Requirement:
Search the data for the string "password" and gather each line it is in.

Records to use:

— BEGIN —

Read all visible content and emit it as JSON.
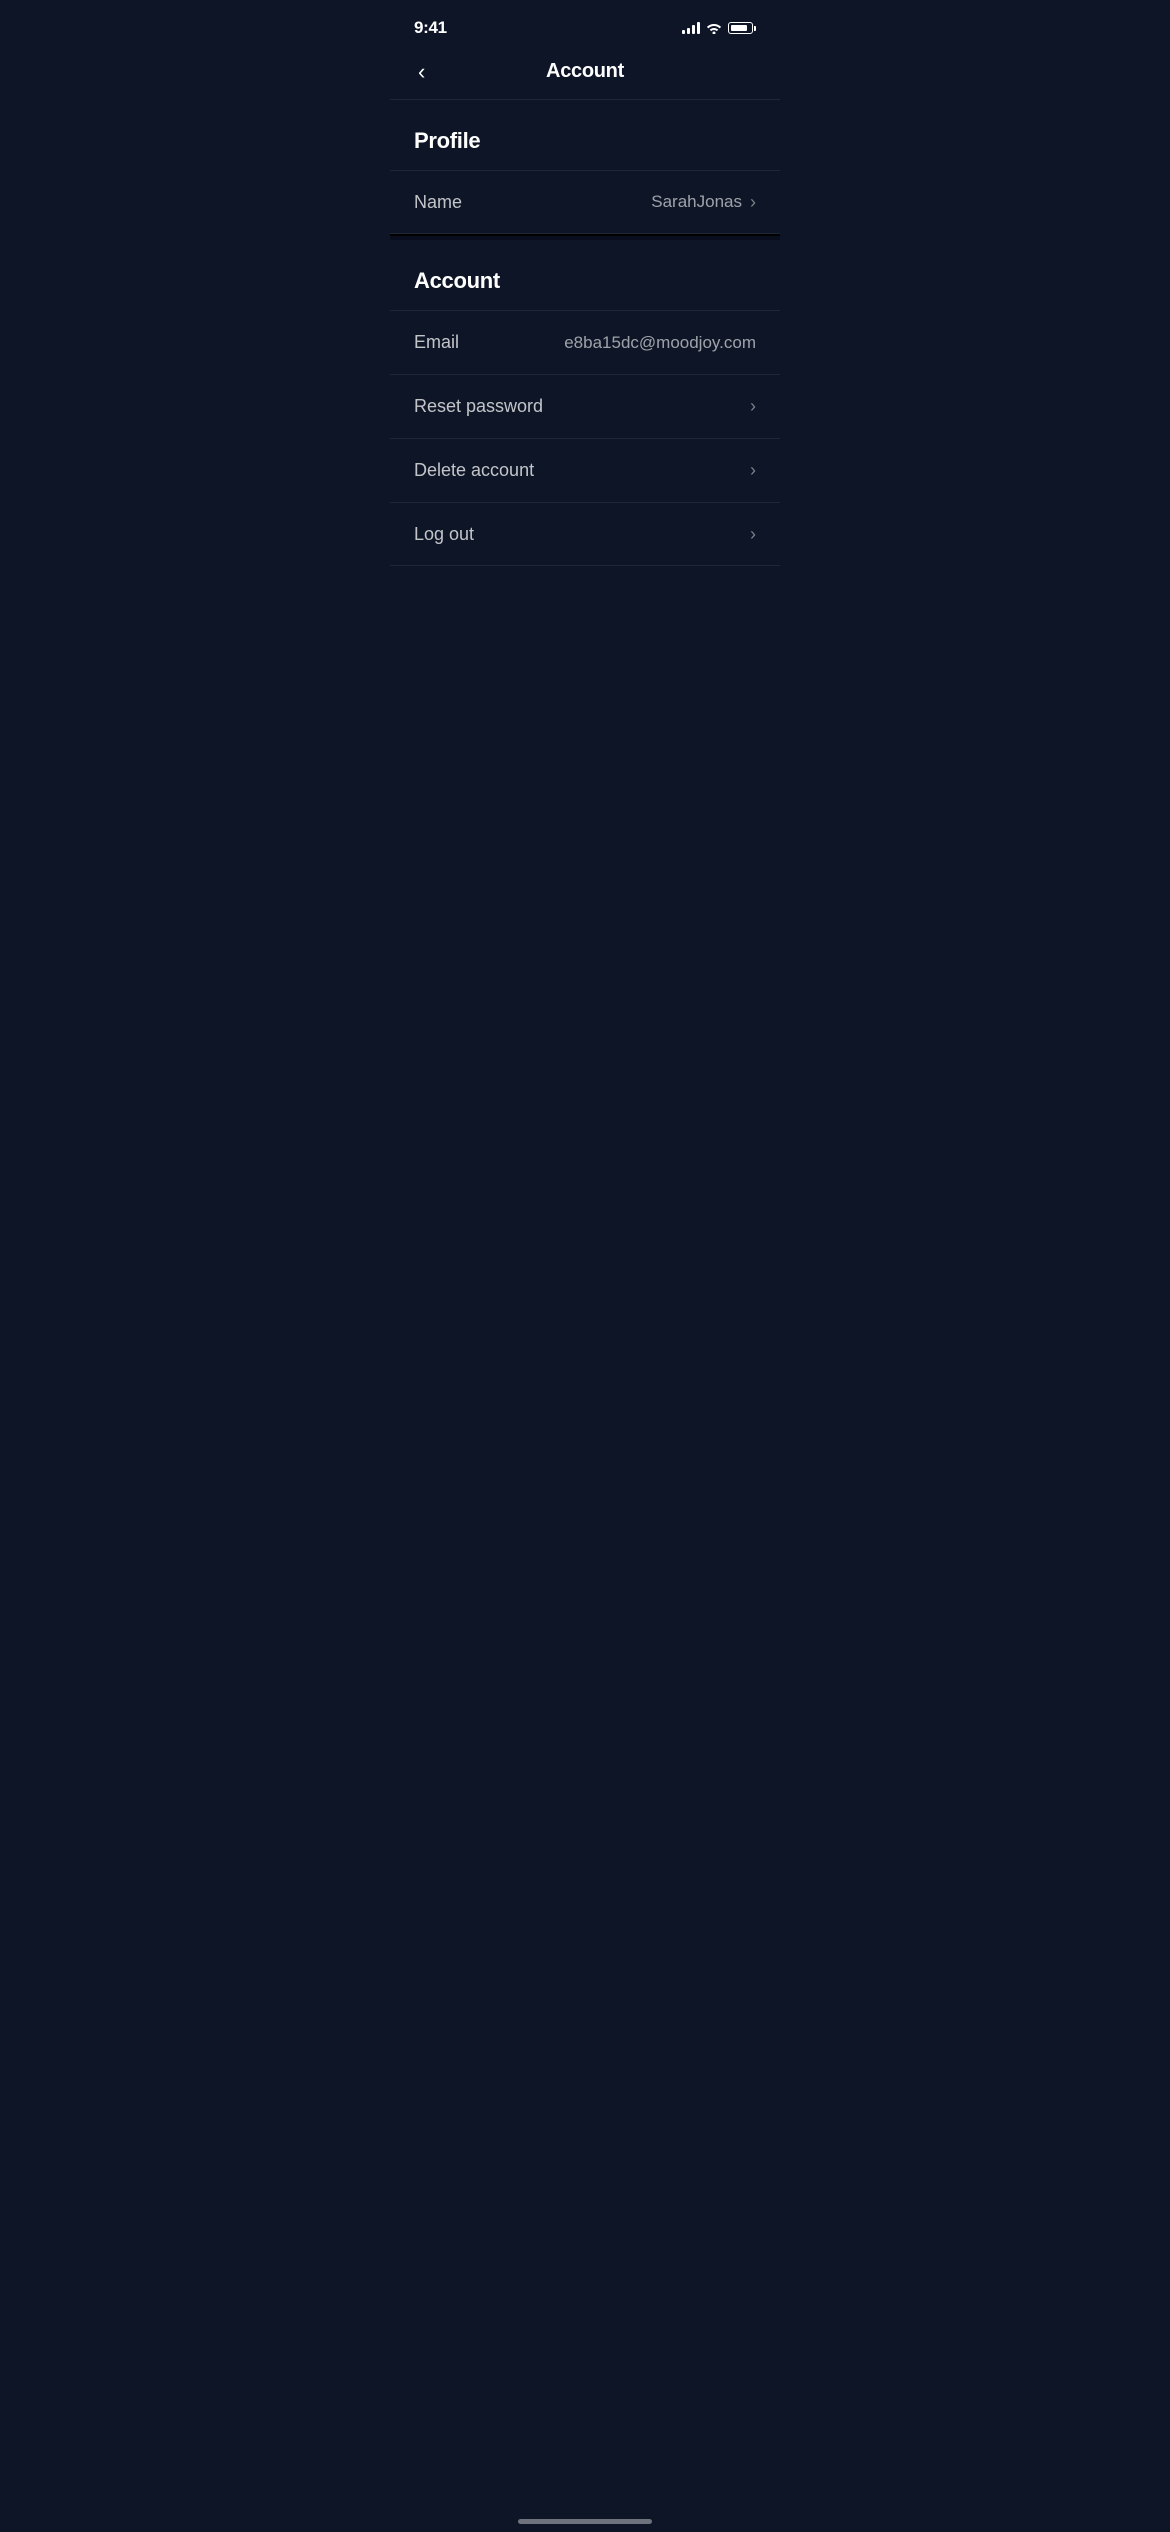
{
  "statusBar": {
    "time": "9:41",
    "signalBars": 4,
    "wifiOn": true,
    "batteryLevel": 85
  },
  "navBar": {
    "backLabel": "‹",
    "title": "Account"
  },
  "sections": [
    {
      "id": "profile",
      "header": "Profile",
      "items": [
        {
          "id": "name",
          "label": "Name",
          "value": "SarahJonas",
          "hasChevron": true,
          "hasValue": true
        }
      ]
    },
    {
      "id": "account",
      "header": "Account",
      "items": [
        {
          "id": "email",
          "label": "Email",
          "value": "e8ba15dc@moodjoy.com",
          "hasChevron": false,
          "hasValue": true
        },
        {
          "id": "reset-password",
          "label": "Reset password",
          "value": "",
          "hasChevron": true,
          "hasValue": false
        },
        {
          "id": "delete-account",
          "label": "Delete account",
          "value": "",
          "hasChevron": true,
          "hasValue": false
        },
        {
          "id": "log-out",
          "label": "Log out",
          "value": "",
          "hasChevron": true,
          "hasValue": false
        }
      ]
    }
  ],
  "homeIndicator": true
}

— END —

Task response:
          "id": "reset-password",
          "label": "Reset password",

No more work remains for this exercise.